Data items:
** Start **

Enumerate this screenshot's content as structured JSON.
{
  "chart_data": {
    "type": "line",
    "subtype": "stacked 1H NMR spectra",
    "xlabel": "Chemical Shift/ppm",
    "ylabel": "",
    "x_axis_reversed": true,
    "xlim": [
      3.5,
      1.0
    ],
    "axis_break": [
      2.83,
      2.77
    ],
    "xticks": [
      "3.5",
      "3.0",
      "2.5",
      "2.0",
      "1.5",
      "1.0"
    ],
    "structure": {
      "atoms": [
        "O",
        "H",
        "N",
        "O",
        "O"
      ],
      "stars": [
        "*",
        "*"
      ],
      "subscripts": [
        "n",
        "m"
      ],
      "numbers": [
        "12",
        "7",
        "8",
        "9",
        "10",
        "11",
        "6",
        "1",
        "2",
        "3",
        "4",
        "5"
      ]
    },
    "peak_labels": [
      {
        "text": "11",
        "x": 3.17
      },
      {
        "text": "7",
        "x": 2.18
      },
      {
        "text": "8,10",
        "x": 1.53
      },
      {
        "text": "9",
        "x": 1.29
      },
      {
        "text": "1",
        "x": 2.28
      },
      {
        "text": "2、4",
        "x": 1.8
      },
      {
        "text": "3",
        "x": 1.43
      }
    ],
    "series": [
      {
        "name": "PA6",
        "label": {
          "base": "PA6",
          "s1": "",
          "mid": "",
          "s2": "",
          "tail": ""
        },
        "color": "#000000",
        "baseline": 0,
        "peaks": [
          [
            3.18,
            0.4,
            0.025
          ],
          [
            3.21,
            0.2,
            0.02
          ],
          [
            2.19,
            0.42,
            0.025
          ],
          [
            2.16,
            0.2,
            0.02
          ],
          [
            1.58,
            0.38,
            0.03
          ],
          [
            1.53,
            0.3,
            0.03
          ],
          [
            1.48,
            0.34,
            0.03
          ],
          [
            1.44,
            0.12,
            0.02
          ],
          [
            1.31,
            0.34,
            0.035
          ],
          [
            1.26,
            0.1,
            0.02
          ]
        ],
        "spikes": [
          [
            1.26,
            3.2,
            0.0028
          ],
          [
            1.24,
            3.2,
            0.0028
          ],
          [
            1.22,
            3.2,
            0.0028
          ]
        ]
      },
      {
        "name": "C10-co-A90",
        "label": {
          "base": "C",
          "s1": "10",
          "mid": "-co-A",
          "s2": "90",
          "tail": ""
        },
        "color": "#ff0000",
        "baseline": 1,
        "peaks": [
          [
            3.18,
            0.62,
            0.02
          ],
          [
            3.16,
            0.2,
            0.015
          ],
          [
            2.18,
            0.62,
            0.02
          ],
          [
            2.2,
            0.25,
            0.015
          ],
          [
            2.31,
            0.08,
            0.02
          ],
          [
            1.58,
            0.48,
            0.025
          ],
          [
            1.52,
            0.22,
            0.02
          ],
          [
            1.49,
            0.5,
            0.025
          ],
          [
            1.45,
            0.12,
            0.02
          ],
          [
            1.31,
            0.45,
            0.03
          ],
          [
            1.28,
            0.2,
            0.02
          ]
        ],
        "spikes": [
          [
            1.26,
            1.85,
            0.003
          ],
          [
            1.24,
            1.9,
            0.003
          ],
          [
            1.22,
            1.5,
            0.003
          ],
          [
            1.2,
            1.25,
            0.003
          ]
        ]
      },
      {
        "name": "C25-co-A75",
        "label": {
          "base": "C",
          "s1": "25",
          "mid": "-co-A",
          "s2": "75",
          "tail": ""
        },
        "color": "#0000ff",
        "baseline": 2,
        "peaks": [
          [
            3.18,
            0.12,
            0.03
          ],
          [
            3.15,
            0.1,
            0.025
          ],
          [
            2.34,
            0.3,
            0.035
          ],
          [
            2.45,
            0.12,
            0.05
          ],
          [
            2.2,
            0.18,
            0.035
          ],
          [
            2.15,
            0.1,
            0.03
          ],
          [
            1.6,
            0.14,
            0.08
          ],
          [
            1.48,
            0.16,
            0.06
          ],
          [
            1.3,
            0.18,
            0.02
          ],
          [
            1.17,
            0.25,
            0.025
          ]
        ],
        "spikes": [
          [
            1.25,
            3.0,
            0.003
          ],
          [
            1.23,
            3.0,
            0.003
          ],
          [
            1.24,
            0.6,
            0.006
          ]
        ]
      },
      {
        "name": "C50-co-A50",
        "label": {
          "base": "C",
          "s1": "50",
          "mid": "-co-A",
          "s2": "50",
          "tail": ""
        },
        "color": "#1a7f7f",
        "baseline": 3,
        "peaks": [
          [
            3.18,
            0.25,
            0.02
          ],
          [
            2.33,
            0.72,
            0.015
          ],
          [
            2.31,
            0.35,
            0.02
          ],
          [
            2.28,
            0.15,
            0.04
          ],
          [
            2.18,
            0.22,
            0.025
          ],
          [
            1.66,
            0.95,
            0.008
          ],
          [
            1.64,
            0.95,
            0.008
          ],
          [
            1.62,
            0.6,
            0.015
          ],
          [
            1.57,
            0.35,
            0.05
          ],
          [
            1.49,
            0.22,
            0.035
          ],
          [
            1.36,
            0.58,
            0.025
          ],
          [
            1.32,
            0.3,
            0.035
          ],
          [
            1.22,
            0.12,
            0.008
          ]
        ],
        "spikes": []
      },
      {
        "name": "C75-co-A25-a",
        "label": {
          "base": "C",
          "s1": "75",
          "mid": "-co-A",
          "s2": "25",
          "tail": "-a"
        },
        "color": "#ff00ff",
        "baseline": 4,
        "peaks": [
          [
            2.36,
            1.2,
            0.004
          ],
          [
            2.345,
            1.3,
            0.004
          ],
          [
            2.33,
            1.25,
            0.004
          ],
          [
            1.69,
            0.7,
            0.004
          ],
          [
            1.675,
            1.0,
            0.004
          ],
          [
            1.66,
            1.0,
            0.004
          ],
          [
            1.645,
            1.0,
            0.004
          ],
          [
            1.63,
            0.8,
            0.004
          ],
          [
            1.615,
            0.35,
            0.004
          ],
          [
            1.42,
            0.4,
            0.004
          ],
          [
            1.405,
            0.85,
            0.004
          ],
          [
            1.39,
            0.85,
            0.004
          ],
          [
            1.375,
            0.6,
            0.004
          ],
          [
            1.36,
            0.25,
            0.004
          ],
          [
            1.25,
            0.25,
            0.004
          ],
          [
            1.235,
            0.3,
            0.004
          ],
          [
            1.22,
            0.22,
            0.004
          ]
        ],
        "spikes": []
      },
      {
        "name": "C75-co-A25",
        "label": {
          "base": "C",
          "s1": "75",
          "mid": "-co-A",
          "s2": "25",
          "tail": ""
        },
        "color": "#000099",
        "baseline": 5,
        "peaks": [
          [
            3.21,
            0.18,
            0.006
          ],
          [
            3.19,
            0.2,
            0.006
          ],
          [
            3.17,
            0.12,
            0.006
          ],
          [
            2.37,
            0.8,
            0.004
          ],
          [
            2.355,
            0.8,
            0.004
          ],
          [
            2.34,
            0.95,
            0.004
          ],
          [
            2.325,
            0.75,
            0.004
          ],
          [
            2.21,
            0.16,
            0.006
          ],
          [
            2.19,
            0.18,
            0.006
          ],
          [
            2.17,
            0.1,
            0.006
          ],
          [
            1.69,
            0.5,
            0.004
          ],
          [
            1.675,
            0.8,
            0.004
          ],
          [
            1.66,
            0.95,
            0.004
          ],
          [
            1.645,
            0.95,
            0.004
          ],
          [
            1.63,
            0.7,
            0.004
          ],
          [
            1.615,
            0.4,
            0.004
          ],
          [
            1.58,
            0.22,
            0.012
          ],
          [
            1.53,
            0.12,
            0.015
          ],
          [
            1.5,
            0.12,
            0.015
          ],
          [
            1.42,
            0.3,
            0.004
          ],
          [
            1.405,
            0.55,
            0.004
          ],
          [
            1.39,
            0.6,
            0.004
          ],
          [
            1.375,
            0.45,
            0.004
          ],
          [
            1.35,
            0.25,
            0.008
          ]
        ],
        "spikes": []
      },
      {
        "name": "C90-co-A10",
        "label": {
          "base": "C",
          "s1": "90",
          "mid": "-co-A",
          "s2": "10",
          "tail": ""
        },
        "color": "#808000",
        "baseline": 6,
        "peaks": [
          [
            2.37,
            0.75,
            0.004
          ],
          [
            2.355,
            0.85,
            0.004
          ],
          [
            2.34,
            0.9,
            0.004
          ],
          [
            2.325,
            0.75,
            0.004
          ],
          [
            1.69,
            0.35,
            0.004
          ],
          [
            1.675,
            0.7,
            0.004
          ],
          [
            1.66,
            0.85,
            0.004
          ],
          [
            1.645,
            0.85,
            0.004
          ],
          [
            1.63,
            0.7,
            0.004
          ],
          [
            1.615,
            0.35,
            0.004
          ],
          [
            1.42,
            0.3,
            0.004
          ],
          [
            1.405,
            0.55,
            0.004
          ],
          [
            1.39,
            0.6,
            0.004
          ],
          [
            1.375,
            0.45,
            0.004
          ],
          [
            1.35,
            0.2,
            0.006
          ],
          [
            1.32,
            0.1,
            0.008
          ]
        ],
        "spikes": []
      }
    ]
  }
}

** End **

*Exercise requirements*
Check each line of the entries above, and show every one holding the word "baseline".

*Output for this exercise*
        "baseline": 0,
        "baseline": 1,
        "baseline": 2,
        "baseline": 3,
        "baseline": 4,
        "baseline": 5,
        "baseline": 6,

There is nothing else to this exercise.